--- Start of Exercise input ---

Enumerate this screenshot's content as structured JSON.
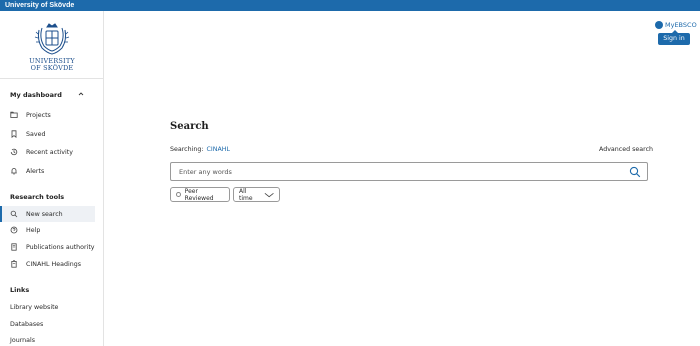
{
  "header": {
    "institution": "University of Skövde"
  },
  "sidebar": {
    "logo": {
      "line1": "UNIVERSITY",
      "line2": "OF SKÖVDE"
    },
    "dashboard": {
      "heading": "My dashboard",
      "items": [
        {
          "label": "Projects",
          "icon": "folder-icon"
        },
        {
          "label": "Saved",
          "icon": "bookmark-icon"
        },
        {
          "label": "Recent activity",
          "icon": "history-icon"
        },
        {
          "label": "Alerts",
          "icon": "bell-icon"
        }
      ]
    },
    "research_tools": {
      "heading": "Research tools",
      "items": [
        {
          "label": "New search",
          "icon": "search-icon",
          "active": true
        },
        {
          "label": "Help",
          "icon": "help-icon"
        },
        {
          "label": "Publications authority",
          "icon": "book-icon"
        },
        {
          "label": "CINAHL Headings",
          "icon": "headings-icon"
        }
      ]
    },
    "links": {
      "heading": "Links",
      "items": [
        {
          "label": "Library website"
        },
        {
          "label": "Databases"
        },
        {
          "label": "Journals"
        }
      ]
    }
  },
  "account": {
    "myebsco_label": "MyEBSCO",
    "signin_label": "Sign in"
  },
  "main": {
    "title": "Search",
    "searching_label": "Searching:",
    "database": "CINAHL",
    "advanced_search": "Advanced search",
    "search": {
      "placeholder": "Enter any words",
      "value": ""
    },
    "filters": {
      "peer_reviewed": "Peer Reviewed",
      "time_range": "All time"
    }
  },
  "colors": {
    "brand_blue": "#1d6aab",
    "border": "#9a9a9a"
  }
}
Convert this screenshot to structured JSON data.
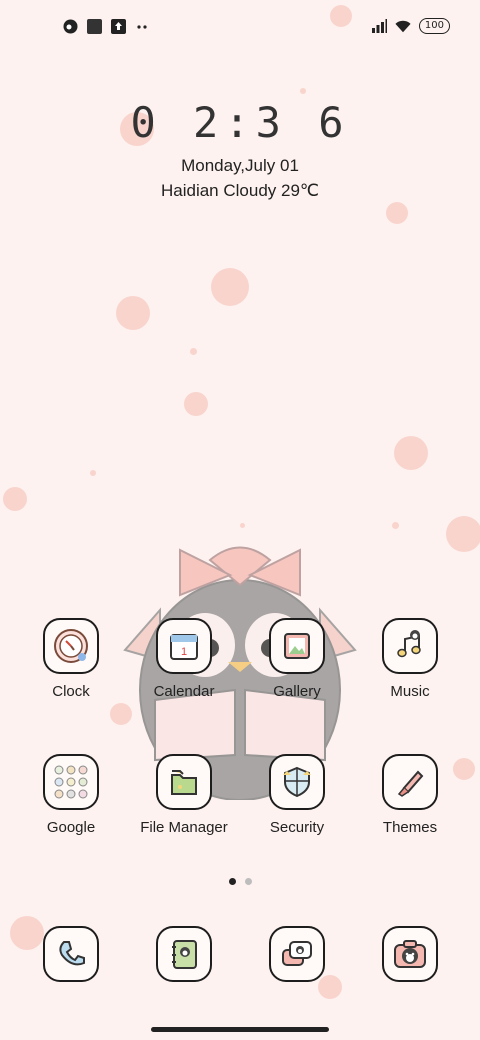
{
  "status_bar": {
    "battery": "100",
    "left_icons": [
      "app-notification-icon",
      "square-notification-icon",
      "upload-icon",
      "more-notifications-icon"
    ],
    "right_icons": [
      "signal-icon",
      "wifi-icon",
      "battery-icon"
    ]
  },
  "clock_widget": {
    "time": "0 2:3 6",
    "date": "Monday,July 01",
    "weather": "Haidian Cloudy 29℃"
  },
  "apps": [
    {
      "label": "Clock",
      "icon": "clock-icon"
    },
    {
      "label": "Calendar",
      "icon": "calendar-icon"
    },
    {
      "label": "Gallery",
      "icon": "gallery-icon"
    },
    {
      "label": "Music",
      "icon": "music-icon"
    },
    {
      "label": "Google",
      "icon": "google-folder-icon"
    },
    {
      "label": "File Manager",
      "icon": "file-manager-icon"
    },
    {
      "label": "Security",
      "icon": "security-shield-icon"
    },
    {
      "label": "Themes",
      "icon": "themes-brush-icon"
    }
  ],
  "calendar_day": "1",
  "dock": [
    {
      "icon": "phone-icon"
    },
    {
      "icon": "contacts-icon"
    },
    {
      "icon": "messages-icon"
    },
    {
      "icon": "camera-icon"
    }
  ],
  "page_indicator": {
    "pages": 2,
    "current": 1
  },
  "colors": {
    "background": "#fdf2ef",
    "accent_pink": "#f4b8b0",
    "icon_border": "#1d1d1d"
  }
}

--- End of Exercise input ---

■ To be done:
All the material shown above is to be copied exactly, with no pictures carried over.

■ Written reply:
Enumerate this screenshot's content as structured JSON.
{
  "header": {
    "institution": "University of Skövde"
  },
  "sidebar": {
    "logo": {
      "line1": "UNIVERSITY",
      "line2": "OF SKÖVDE"
    },
    "dashboard": {
      "heading": "My dashboard",
      "items": [
        {
          "label": "Projects",
          "icon": "folder-icon"
        },
        {
          "label": "Saved",
          "icon": "bookmark-icon"
        },
        {
          "label": "Recent activity",
          "icon": "history-icon"
        },
        {
          "label": "Alerts",
          "icon": "bell-icon"
        }
      ]
    },
    "research_tools": {
      "heading": "Research tools",
      "items": [
        {
          "label": "New search",
          "icon": "search-icon",
          "active": true
        },
        {
          "label": "Help",
          "icon": "help-icon"
        },
        {
          "label": "Publications authority",
          "icon": "book-icon"
        },
        {
          "label": "CINAHL Headings",
          "icon": "headings-icon"
        }
      ]
    },
    "links": {
      "heading": "Links",
      "items": [
        {
          "label": "Library website"
        },
        {
          "label": "Databases"
        },
        {
          "label": "Journals"
        }
      ]
    }
  },
  "account": {
    "myebsco_label": "MyEBSCO",
    "signin_label": "Sign in"
  },
  "main": {
    "title": "Search",
    "searching_label": "Searching:",
    "database": "CINAHL",
    "advanced_search": "Advanced search",
    "search": {
      "placeholder": "Enter any words",
      "value": ""
    },
    "filters": {
      "peer_reviewed": "Peer Reviewed",
      "time_range": "All time"
    }
  },
  "colors": {
    "brand_blue": "#1d6aab",
    "border": "#9a9a9a"
  }
}
Convert this screenshot to structured JSON data.
{
  "status_bar": {
    "battery": "100",
    "left_icons": [
      "app-notification-icon",
      "square-notification-icon",
      "upload-icon",
      "more-notifications-icon"
    ],
    "right_icons": [
      "signal-icon",
      "wifi-icon",
      "battery-icon"
    ]
  },
  "clock_widget": {
    "time": "0 2:3 6",
    "date": "Monday,July 01",
    "weather": "Haidian Cloudy 29℃"
  },
  "apps": [
    {
      "label": "Clock",
      "icon": "clock-icon"
    },
    {
      "label": "Calendar",
      "icon": "calendar-icon"
    },
    {
      "label": "Gallery",
      "icon": "gallery-icon"
    },
    {
      "label": "Music",
      "icon": "music-icon"
    },
    {
      "label": "Google",
      "icon": "google-folder-icon"
    },
    {
      "label": "File Manager",
      "icon": "file-manager-icon"
    },
    {
      "label": "Security",
      "icon": "security-shield-icon"
    },
    {
      "label": "Themes",
      "icon": "themes-brush-icon"
    }
  ],
  "calendar_day": "1",
  "dock": [
    {
      "icon": "phone-icon"
    },
    {
      "icon": "contacts-icon"
    },
    {
      "icon": "messages-icon"
    },
    {
      "icon": "camera-icon"
    }
  ],
  "page_indicator": {
    "pages": 2,
    "current": 1
  },
  "colors": {
    "background": "#fdf2ef",
    "accent_pink": "#f4b8b0",
    "icon_border": "#1d1d1d"
  }
}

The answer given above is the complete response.